| Task to carry out |
Each line of the material below that holds the word "page" needs to be copied.

[Data entries]

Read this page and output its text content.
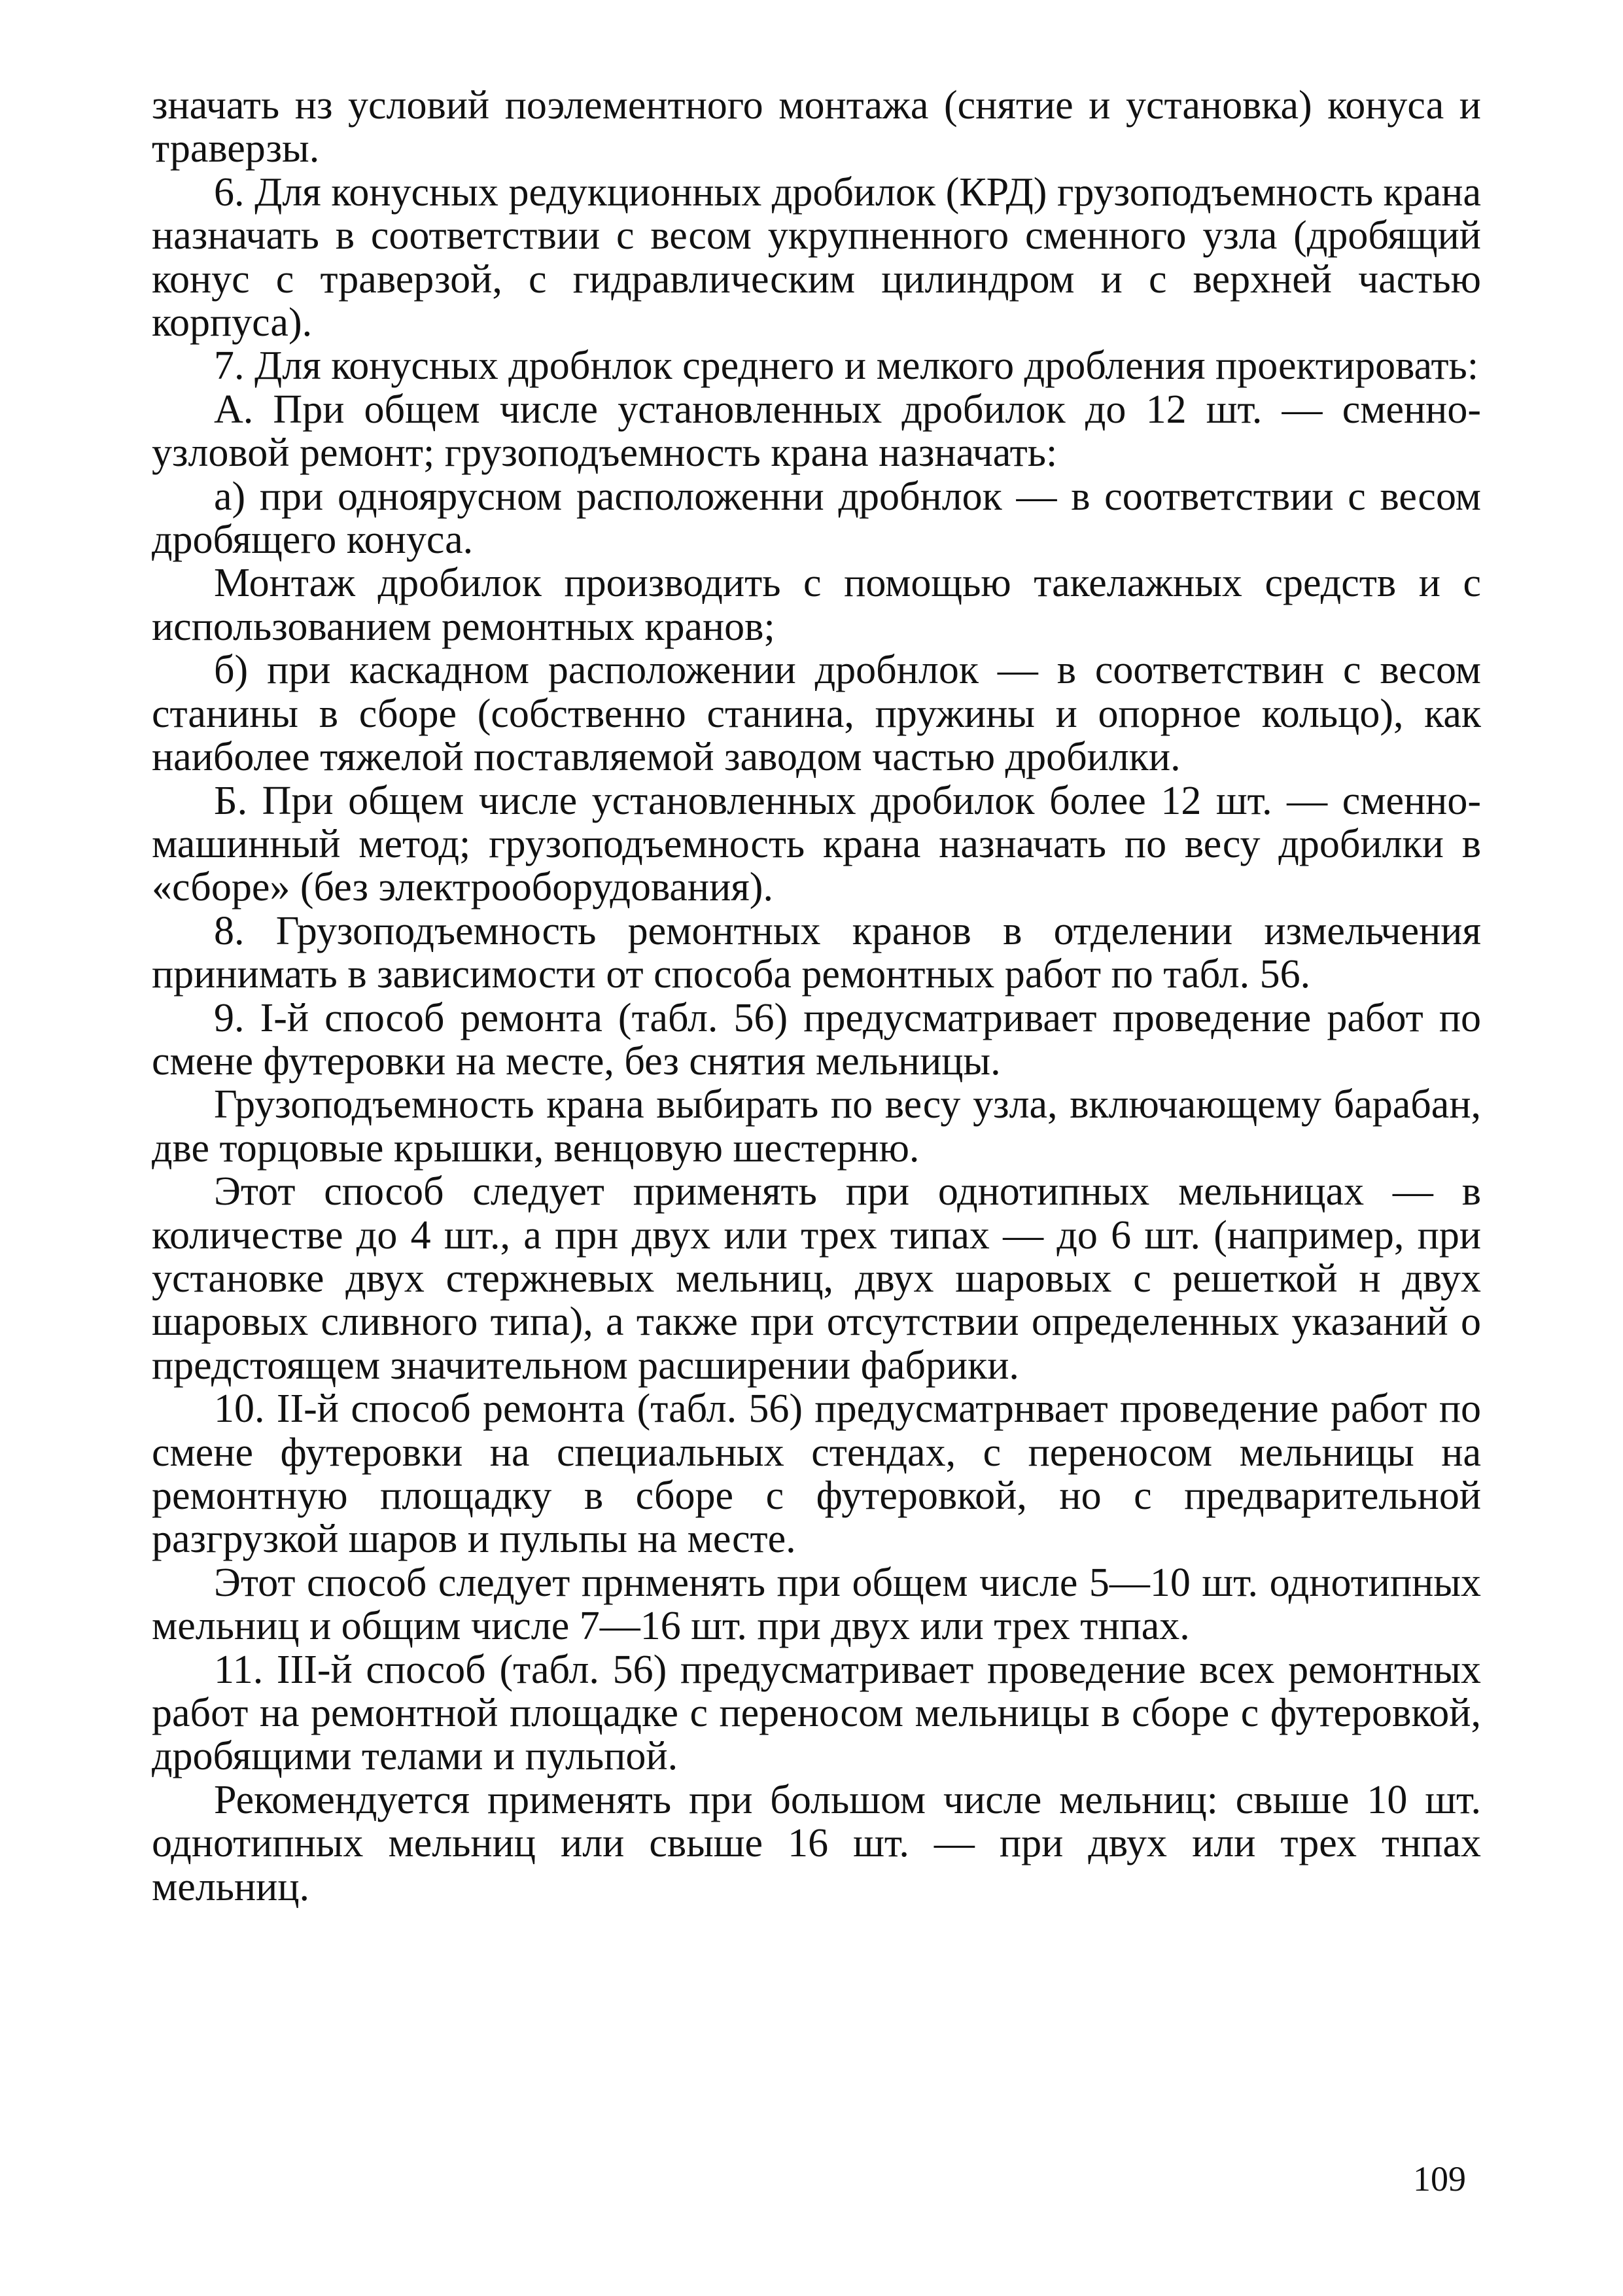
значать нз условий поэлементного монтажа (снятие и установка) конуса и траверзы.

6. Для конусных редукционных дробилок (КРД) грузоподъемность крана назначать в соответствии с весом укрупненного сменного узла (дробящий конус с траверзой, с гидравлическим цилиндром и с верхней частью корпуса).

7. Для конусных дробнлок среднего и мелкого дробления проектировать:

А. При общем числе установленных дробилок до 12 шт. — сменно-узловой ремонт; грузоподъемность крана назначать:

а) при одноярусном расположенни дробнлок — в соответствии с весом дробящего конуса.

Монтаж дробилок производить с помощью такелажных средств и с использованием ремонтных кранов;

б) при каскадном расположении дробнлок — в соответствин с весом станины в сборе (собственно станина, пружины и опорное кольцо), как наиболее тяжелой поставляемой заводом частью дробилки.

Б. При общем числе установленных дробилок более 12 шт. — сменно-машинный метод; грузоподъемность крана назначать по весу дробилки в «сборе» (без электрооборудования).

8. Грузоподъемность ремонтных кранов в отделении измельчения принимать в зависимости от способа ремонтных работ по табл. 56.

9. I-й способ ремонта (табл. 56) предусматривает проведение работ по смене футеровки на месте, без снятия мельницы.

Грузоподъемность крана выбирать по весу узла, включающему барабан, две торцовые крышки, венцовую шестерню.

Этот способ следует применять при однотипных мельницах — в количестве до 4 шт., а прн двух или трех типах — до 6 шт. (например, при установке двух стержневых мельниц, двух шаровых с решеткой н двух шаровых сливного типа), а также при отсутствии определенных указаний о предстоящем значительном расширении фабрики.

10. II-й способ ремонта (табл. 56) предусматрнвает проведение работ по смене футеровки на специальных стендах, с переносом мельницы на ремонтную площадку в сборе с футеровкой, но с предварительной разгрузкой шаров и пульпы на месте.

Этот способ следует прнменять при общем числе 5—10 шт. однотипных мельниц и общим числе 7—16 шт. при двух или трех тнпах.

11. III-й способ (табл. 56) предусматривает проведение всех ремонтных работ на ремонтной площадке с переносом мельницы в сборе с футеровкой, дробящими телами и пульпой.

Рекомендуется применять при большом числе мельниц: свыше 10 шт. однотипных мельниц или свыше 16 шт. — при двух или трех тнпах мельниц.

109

==

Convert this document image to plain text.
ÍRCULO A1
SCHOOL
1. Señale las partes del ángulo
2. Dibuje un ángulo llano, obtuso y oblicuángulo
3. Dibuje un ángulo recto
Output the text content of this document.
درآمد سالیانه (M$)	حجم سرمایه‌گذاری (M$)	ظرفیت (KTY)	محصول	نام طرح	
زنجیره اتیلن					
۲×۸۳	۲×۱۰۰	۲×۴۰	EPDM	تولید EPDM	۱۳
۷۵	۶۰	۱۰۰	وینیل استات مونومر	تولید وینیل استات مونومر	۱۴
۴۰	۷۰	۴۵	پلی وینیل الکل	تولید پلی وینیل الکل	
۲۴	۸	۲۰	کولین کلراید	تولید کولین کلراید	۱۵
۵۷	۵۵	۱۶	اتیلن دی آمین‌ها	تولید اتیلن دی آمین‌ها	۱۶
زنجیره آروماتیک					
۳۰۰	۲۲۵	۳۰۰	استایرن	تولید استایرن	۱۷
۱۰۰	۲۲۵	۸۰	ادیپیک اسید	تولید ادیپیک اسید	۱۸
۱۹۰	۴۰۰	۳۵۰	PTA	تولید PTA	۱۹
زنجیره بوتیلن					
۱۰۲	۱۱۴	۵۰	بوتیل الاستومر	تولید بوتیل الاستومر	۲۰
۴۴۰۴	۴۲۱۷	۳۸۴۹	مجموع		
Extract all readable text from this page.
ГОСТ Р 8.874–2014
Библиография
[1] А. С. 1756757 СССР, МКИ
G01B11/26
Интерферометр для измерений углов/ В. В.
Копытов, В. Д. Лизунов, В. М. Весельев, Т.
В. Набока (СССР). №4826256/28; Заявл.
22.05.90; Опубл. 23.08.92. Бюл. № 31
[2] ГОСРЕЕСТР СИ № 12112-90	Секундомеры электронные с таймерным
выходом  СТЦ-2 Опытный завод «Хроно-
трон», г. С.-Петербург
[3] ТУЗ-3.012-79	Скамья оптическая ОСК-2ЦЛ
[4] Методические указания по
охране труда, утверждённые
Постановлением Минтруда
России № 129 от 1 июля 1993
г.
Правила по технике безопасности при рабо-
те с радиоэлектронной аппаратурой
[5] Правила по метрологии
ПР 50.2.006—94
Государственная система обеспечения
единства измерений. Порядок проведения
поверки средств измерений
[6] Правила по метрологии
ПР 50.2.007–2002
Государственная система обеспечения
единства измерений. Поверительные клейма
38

...

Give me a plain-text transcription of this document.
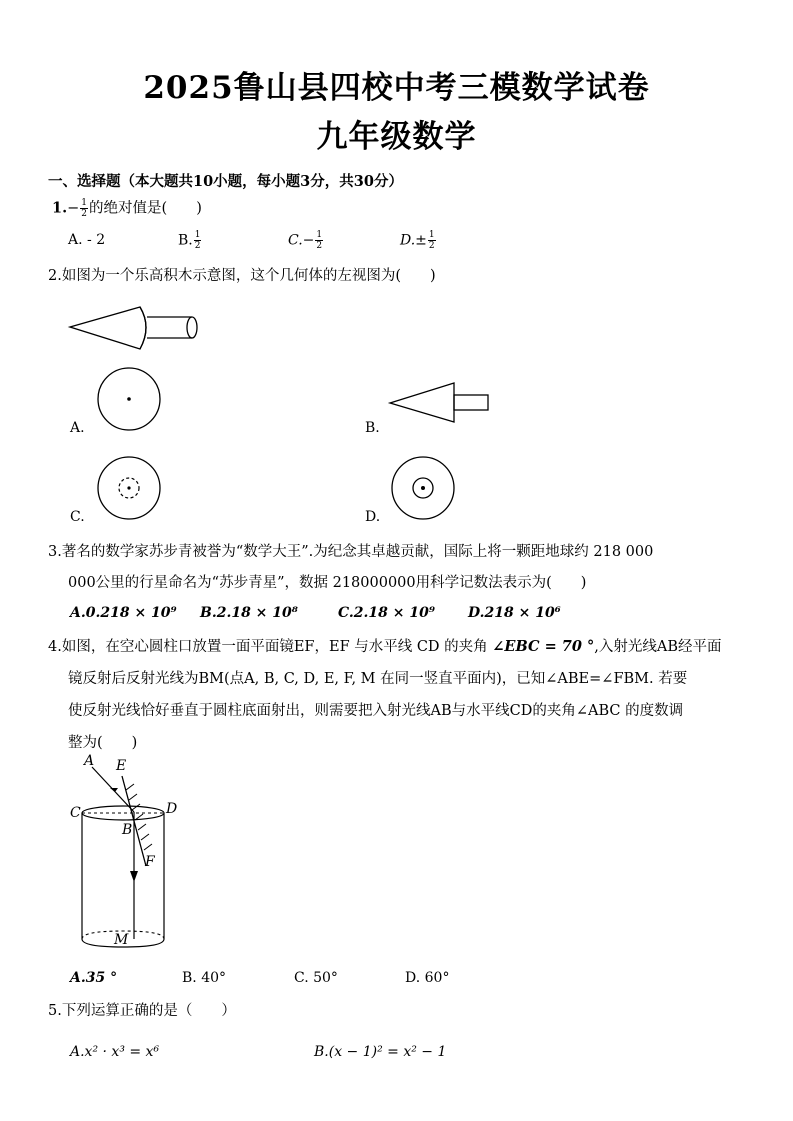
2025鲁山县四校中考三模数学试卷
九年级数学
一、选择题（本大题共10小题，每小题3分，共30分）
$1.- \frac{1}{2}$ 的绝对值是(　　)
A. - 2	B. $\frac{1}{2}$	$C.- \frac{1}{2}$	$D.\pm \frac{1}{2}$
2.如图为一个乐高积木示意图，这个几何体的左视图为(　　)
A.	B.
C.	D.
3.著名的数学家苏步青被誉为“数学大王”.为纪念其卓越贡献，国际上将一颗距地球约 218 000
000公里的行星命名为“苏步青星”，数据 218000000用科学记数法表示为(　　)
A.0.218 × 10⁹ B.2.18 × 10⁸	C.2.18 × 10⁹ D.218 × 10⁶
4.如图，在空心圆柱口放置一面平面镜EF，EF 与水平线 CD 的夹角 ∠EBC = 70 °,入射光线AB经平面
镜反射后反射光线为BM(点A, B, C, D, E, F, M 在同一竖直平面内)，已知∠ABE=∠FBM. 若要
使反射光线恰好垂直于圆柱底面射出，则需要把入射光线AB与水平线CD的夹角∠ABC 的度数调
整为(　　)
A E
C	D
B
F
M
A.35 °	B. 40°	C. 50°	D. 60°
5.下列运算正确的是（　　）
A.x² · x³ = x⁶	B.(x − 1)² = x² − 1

| Task answer |
Read this page and output its text content.
Extract all readable text from this page.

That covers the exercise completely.